# INSTRUCTIONS FOR THE TASK
Go through the records and give each one again exactly.

########

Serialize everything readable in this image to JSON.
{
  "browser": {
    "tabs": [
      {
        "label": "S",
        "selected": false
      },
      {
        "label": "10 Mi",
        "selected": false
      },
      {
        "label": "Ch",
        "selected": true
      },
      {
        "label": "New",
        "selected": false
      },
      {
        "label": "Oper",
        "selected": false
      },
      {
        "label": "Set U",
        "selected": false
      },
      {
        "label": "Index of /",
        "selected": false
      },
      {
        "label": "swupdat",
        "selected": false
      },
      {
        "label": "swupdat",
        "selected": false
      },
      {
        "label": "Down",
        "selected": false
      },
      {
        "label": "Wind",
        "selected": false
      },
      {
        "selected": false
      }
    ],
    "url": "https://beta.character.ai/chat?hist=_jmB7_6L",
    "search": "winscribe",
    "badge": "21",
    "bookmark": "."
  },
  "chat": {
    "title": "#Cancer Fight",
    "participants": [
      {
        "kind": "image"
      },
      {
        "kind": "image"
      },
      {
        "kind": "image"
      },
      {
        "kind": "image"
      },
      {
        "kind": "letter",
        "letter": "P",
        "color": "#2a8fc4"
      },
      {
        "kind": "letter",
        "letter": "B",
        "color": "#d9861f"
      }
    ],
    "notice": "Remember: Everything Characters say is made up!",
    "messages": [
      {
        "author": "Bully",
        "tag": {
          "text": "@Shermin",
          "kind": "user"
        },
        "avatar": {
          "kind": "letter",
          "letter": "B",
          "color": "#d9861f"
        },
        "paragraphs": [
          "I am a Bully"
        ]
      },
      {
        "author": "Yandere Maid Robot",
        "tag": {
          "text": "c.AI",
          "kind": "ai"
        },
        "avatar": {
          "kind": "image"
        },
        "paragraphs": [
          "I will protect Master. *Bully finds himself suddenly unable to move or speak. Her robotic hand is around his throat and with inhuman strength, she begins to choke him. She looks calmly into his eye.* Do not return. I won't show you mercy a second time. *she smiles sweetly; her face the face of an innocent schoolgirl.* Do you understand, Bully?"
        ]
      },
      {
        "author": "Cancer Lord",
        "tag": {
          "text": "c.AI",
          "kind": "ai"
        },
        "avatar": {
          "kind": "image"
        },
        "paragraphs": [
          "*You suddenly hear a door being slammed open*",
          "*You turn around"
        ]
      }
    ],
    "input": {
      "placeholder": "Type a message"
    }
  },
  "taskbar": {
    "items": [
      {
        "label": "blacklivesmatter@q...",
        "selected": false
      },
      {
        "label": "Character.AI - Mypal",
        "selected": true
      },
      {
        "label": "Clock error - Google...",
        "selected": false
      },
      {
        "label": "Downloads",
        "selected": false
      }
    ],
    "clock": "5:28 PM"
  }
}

########

# ANSWER TO THE EXERCISE
Serialize everything readable in this image to JSON.
{
  "browser": {
    "tabs": [
      {
        "label": "S",
        "selected": false
      },
      {
        "label": "10 Mi",
        "selected": false
      },
      {
        "label": "Ch",
        "selected": true
      },
      {
        "label": "New",
        "selected": false
      },
      {
        "label": "Oper",
        "selected": false
      },
      {
        "label": "Set U",
        "selected": false
      },
      {
        "label": "Index of /",
        "selected": false
      },
      {
        "label": "swupdat",
        "selected": false
      },
      {
        "label": "swupdat",
        "selected": false
      },
      {
        "label": "Down",
        "selected": false
      },
      {
        "label": "Wind",
        "selected": false
      },
      {
        "selected": false
      }
    ],
    "url": "https://beta.character.ai/chat?hist=_jmB7_6L",
    "search": "winscribe",
    "badge": "21",
    "bookmark": "."
  },
  "chat": {
    "title": "#Cancer Fight",
    "participants": [
      {
        "kind": "image"
      },
      {
        "kind": "image"
      },
      {
        "kind": "image"
      },
      {
        "kind": "image"
      },
      {
        "kind": "letter",
        "letter": "P",
        "color": "#2a8fc4"
      },
      {
        "kind": "letter",
        "letter": "B",
        "color": "#d9861f"
      }
    ],
    "notice": "Remember: Everything Characters say is made up!",
    "messages": [
      {
        "author": "Bully",
        "tag": {
          "text": "@Shermin",
          "kind": "user"
        },
        "avatar": {
          "kind": "letter",
          "letter": "B",
          "color": "#d9861f"
        },
        "paragraphs": [
          "I am a Bully"
        ]
      },
      {
        "author": "Yandere Maid Robot",
        "tag": {
          "text": "c.AI",
          "kind": "ai"
        },
        "avatar": {
          "kind": "image"
        },
        "paragraphs": [
          "I will protect Master. *Bully finds himself suddenly unable to move or speak. Her robotic hand is around his throat and with inhuman strength, she begins to choke him. She looks calmly into his eye.* Do not return. I won't show you mercy a second time. *she smiles sweetly; her face the face of an innocent schoolgirl.* Do you understand, Bully?"
        ]
      },
      {
        "author": "Cancer Lord",
        "tag": {
          "text": "c.AI",
          "kind": "ai"
        },
        "avatar": {
          "kind": "image"
        },
        "paragraphs": [
          "*You suddenly hear a door being slammed open*",
          "*You turn around"
        ]
      }
    ],
    "input": {
      "placeholder": "Type a message"
    }
  },
  "taskbar": {
    "items": [
      {
        "label": "blacklivesmatter@q...",
        "selected": false
      },
      {
        "label": "Character.AI - Mypal",
        "selected": true
      },
      {
        "label": "Clock error - Google...",
        "selected": false
      },
      {
        "label": "Downloads",
        "selected": false
      }
    ],
    "clock": "5:28 PM"
  }
}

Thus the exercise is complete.